= Exercise requirements =
Look for the string "不恰当的一项是" in the lines and copy each line that has it.

= Extracted entries =
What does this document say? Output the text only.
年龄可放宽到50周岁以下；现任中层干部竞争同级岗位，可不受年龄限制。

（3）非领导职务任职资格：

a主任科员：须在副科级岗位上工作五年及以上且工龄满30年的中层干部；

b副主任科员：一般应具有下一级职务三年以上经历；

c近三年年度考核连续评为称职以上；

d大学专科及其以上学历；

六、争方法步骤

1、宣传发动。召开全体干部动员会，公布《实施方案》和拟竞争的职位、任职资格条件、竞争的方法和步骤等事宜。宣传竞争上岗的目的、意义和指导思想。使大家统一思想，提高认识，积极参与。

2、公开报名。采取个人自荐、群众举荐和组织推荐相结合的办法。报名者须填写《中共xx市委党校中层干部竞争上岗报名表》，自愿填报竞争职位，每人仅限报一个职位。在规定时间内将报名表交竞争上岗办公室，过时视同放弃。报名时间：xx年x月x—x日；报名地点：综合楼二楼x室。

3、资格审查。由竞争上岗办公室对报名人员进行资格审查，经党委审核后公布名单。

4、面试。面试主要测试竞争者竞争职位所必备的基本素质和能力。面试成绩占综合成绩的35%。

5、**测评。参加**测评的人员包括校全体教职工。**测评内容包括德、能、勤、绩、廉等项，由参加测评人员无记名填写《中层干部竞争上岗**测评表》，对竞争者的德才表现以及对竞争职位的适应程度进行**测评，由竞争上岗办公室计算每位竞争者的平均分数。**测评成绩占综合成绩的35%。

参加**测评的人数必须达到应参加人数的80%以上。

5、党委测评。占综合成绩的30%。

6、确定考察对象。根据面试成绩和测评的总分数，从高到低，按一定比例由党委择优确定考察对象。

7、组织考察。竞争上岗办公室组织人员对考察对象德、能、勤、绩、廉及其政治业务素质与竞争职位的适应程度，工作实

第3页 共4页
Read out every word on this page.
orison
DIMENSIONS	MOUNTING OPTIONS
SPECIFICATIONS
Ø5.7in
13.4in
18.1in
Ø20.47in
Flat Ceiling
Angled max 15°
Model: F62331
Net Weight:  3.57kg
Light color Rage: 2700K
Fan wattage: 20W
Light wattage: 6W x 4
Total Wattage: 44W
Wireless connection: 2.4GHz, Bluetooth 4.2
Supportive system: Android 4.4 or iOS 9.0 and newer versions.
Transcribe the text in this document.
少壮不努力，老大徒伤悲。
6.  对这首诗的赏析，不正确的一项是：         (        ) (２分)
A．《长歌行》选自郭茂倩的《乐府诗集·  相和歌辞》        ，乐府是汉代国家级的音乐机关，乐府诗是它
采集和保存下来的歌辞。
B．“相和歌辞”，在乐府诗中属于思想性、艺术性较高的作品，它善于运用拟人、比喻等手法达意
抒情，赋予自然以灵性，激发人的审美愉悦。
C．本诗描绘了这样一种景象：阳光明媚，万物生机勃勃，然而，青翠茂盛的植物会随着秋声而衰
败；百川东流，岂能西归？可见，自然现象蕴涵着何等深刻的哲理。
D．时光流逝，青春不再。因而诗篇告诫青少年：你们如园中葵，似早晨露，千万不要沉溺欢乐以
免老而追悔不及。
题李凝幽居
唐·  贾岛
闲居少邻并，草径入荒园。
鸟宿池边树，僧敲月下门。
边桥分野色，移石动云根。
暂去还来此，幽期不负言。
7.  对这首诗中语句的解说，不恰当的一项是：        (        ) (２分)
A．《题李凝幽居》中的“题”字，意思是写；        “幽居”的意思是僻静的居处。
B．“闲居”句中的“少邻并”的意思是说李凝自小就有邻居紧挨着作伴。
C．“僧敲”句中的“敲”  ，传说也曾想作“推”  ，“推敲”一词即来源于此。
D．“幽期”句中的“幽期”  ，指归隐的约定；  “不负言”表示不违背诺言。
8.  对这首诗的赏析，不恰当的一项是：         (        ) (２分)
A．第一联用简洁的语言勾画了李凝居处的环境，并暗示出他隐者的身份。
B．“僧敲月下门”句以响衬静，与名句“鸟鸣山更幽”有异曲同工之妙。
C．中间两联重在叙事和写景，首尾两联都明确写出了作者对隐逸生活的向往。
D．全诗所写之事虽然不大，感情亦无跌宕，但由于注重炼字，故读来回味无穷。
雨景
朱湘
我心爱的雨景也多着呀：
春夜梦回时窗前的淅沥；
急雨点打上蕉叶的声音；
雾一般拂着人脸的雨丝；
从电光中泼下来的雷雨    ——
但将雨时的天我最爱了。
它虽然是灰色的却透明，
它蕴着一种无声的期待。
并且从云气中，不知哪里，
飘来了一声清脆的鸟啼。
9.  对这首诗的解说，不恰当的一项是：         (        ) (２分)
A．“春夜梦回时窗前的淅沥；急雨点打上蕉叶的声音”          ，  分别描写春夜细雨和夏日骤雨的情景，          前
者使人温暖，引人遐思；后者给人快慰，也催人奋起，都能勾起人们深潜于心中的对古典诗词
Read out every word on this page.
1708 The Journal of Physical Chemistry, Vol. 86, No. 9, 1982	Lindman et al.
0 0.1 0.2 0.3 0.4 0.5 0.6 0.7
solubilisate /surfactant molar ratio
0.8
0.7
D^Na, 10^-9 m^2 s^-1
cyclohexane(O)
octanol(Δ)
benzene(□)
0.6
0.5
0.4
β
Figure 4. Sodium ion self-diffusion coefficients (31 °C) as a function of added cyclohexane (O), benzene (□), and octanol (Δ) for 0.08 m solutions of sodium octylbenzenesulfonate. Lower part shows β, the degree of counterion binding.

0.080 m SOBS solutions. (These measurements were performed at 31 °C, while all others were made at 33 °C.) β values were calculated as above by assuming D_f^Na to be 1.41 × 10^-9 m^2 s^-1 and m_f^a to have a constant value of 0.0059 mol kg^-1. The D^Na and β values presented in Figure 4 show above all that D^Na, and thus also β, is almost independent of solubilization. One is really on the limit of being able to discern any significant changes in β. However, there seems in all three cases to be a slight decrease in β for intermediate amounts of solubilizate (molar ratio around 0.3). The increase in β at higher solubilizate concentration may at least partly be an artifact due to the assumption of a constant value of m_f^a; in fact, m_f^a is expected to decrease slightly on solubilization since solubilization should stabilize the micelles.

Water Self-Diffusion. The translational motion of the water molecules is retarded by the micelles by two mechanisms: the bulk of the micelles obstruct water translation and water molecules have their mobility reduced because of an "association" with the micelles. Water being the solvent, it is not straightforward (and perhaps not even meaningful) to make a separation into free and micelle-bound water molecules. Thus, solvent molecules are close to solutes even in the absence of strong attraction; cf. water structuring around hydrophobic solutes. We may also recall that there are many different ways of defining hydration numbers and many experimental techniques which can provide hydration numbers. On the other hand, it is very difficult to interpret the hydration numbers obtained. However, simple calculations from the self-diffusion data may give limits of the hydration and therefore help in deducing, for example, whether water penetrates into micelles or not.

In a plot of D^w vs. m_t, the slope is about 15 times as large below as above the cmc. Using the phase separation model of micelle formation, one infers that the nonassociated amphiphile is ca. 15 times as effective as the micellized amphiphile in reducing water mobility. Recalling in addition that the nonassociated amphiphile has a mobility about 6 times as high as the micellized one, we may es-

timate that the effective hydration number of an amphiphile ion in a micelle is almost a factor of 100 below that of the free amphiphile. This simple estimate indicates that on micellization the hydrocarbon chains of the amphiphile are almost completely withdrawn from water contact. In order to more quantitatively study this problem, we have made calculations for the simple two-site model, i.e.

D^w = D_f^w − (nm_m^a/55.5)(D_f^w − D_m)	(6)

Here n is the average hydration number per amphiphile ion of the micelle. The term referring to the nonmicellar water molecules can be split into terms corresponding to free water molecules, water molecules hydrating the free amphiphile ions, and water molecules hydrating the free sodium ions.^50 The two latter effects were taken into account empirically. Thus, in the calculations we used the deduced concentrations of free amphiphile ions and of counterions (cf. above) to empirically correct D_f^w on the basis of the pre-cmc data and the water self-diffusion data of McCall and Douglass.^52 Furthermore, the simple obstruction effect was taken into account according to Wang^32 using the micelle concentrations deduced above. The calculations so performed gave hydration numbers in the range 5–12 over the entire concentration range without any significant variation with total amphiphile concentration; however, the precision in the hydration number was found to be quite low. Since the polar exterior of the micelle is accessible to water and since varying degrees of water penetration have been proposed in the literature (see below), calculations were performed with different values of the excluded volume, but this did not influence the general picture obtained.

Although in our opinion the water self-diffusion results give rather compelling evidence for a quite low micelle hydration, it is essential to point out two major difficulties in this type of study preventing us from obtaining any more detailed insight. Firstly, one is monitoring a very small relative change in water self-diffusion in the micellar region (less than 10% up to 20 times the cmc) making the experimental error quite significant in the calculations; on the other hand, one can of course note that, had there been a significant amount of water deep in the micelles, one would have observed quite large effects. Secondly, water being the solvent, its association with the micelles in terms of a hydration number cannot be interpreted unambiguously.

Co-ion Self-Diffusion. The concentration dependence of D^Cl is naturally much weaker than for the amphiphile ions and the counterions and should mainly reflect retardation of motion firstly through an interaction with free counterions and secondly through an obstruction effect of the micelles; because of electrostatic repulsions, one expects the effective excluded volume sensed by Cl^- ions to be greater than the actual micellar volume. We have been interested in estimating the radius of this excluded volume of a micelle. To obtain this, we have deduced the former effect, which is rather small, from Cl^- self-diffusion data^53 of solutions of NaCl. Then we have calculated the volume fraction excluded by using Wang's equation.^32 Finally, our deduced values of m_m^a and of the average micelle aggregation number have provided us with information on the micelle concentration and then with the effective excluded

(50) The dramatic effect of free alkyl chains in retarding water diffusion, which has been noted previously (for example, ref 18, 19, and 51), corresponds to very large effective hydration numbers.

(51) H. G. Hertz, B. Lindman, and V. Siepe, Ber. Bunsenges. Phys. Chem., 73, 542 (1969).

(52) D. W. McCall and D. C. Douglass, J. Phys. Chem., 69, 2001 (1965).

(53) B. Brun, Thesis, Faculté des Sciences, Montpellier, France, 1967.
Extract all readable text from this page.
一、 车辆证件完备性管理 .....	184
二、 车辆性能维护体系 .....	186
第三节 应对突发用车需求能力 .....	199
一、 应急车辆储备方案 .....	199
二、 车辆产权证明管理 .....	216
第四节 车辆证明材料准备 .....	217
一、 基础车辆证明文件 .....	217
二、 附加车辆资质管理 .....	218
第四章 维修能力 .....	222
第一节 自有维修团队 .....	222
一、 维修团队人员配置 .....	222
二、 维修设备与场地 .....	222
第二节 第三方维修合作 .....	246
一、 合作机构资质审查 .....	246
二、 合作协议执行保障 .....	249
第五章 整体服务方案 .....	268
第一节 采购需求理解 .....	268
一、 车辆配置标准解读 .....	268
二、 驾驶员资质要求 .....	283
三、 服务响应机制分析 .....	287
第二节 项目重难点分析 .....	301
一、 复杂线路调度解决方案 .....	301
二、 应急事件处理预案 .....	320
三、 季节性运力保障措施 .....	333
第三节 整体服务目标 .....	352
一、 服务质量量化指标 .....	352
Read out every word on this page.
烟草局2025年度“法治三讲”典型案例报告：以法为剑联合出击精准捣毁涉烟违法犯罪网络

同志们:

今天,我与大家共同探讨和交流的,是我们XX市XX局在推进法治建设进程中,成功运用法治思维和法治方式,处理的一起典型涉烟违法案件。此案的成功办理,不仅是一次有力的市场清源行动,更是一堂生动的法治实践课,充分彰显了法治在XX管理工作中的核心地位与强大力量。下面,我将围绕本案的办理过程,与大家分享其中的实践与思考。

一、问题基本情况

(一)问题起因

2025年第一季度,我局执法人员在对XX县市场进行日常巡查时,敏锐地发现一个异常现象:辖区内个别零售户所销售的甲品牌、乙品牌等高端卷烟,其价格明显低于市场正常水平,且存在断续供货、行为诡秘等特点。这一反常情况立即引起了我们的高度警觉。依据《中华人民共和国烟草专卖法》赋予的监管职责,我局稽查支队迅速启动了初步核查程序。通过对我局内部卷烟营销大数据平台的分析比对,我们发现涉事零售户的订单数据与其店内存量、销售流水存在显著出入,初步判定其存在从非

= Expected output =
7.  对这首诗中语句的解说，不恰当的一项是：        (        ) (２分)
8.  对这首诗的赏析，不恰当的一项是：         (        ) (２分)
9.  对这首诗的解说，不恰当的一项是：         (        ) (２分)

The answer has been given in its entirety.